Stored entries
-- -- --

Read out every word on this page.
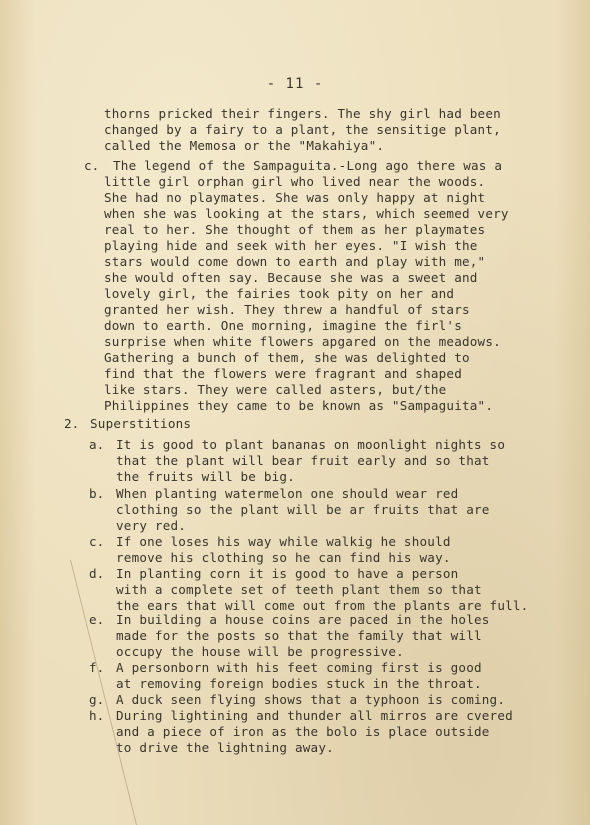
- 11 -
thorns pricked their fingers. The shy girl had been
changed by a fairy to a plant, the sensitige plant,
called the Memosa or the "Makahiya".
c. The legend of the Sampaguita.-Long ago there was a
little girl orphan girl who lived near the woods.
She had no playmates. She was only happy at night
when she was looking at the stars, which seemed very
real to her. She thought of them as her playmates
playing hide and seek with her eyes. "I wish the
stars would come down to earth and play with me,"
she would often say. Because she was a sweet and
lovely girl, the fairies took pity on her and
granted her wish. They threw a handful of stars
down to earth. One morning, imagine the firl's
surprise when white flowers apgared on the meadows.
Gathering a bunch of them, she was delighted to
find that the flowers were fragrant and shaped
like stars. They were called asters, but/the
Philippines they came to be known as "Sampaguita".
2. Superstitions
a. It is good to plant bananas on moonlight nights so
that the plant will bear fruit early and so that
the fruits will be big.
b. When planting watermelon one should wear red
clothing so the plant will be ar fruits that are
very red.
c. If one loses his way while walkig he should
remove his clothing so he can find his way.
d. In planting corn it is good to have a person
with a complete set of teeth plant them so that
the ears that will come out from the plants are full.
e. In building a house coins are paced in the holes
made for the posts so that the family that will
occupy the house will be progressive.
f. A personborn with his feet coming first is good
at removing foreign bodies stuck in the throat.
g. A duck seen flying shows that a typhoon is coming.
h. During lightining and thunder all mirros are cvered
and a piece of iron as the bolo is place outside
to drive the lightning away.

-- -- --

**Task prompt**.
Transcribe each entry above exactly, apart from the pictures.

**Written reply**.
Read out every word on this page.
- 11 -
thorns pricked their fingers. The shy girl had been
changed by a fairy to a plant, the sensitige plant,
called the Memosa or the "Makahiya".
c. The legend of the Sampaguita.-Long ago there was a
little girl orphan girl who lived near the woods.
She had no playmates. She was only happy at night
when she was looking at the stars, which seemed very
real to her. She thought of them as her playmates
playing hide and seek with her eyes. "I wish the
stars would come down to earth and play with me,"
she would often say. Because she was a sweet and
lovely girl, the fairies took pity on her and
granted her wish. They threw a handful of stars
down to earth. One morning, imagine the firl's
surprise when white flowers apgared on the meadows.
Gathering a bunch of them, she was delighted to
find that the flowers were fragrant and shaped
like stars. They were called asters, but/the
Philippines they came to be known as "Sampaguita".
2. Superstitions
a. It is good to plant bananas on moonlight nights so
that the plant will bear fruit early and so that
the fruits will be big.
b. When planting watermelon one should wear red
clothing so the plant will be ar fruits that are
very red.
c. If one loses his way while walkig he should
remove his clothing so he can find his way.
d. In planting corn it is good to have a person
with a complete set of teeth plant them so that
the ears that will come out from the plants are full.
e. In building a house coins are paced in the holes
made for the posts so that the family that will
occupy the house will be progressive.
f. A personborn with his feet coming first is good
at removing foreign bodies stuck in the throat.
g. A duck seen flying shows that a typhoon is coming.
h. During lightining and thunder all mirros are cvered
and a piece of iron as the bolo is place outside
to drive the lightning away.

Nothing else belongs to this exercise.